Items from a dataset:
○ ○ ○ ○ ○ ○ ○
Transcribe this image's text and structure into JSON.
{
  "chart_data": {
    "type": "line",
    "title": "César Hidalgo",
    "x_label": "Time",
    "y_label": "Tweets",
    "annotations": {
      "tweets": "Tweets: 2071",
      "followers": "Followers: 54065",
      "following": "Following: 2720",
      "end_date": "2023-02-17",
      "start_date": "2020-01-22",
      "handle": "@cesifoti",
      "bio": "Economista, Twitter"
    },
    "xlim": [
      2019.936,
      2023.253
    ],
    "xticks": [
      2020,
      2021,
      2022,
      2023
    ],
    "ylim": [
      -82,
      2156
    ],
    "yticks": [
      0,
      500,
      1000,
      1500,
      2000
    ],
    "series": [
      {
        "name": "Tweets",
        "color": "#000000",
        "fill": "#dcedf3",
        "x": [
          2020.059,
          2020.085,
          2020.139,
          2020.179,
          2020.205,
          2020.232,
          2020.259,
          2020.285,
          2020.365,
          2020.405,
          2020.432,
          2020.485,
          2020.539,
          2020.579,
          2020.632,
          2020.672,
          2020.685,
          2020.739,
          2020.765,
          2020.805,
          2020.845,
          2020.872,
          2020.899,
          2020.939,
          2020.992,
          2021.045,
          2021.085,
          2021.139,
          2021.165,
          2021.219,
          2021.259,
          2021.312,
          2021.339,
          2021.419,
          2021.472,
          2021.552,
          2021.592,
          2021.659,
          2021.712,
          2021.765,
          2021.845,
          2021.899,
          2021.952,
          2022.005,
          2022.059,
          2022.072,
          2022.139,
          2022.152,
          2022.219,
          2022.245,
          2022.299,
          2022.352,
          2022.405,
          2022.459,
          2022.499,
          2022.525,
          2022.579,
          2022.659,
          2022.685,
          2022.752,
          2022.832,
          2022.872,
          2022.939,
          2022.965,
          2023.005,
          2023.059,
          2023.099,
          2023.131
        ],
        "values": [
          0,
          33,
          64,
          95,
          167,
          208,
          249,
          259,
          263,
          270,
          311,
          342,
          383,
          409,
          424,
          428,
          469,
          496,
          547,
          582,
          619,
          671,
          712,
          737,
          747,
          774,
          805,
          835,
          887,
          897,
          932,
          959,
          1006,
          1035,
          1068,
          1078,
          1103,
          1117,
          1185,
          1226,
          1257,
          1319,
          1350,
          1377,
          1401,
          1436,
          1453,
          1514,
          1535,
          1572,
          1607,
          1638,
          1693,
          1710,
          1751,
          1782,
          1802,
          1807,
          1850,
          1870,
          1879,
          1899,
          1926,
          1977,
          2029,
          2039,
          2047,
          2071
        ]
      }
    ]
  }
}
○ ○ ○ ○ ○ ○ ○
Task goal: The records above should be returned exactly.

Result for this task:
Transcribe this image's text and structure into JSON.
{
  "chart_data": {
    "type": "line",
    "title": "César Hidalgo",
    "x_label": "Time",
    "y_label": "Tweets",
    "annotations": {
      "tweets": "Tweets: 2071",
      "followers": "Followers: 54065",
      "following": "Following: 2720",
      "end_date": "2023-02-17",
      "start_date": "2020-01-22",
      "handle": "@cesifoti",
      "bio": "Economista, Twitter"
    },
    "xlim": [
      2019.936,
      2023.253
    ],
    "xticks": [
      2020,
      2021,
      2022,
      2023
    ],
    "ylim": [
      -82,
      2156
    ],
    "yticks": [
      0,
      500,
      1000,
      1500,
      2000
    ],
    "series": [
      {
        "name": "Tweets",
        "color": "#000000",
        "fill": "#dcedf3",
        "x": [
          2020.059,
          2020.085,
          2020.139,
          2020.179,
          2020.205,
          2020.232,
          2020.259,
          2020.285,
          2020.365,
          2020.405,
          2020.432,
          2020.485,
          2020.539,
          2020.579,
          2020.632,
          2020.672,
          2020.685,
          2020.739,
          2020.765,
          2020.805,
          2020.845,
          2020.872,
          2020.899,
          2020.939,
          2020.992,
          2021.045,
          2021.085,
          2021.139,
          2021.165,
          2021.219,
          2021.259,
          2021.312,
          2021.339,
          2021.419,
          2021.472,
          2021.552,
          2021.592,
          2021.659,
          2021.712,
          2021.765,
          2021.845,
          2021.899,
          2021.952,
          2022.005,
          2022.059,
          2022.072,
          2022.139,
          2022.152,
          2022.219,
          2022.245,
          2022.299,
          2022.352,
          2022.405,
          2022.459,
          2022.499,
          2022.525,
          2022.579,
          2022.659,
          2022.685,
          2022.752,
          2022.832,
          2022.872,
          2022.939,
          2022.965,
          2023.005,
          2023.059,
          2023.099,
          2023.131
        ],
        "values": [
          0,
          33,
          64,
          95,
          167,
          208,
          249,
          259,
          263,
          270,
          311,
          342,
          383,
          409,
          424,
          428,
          469,
          496,
          547,
          582,
          619,
          671,
          712,
          737,
          747,
          774,
          805,
          835,
          887,
          897,
          932,
          959,
          1006,
          1035,
          1068,
          1078,
          1103,
          1117,
          1185,
          1226,
          1257,
          1319,
          1350,
          1377,
          1401,
          1436,
          1453,
          1514,
          1535,
          1572,
          1607,
          1638,
          1693,
          1710,
          1751,
          1782,
          1802,
          1807,
          1850,
          1870,
          1879,
          1899,
          1926,
          1977,
          2029,
          2039,
          2047,
          2071
        ]
      }
    ]
  }
}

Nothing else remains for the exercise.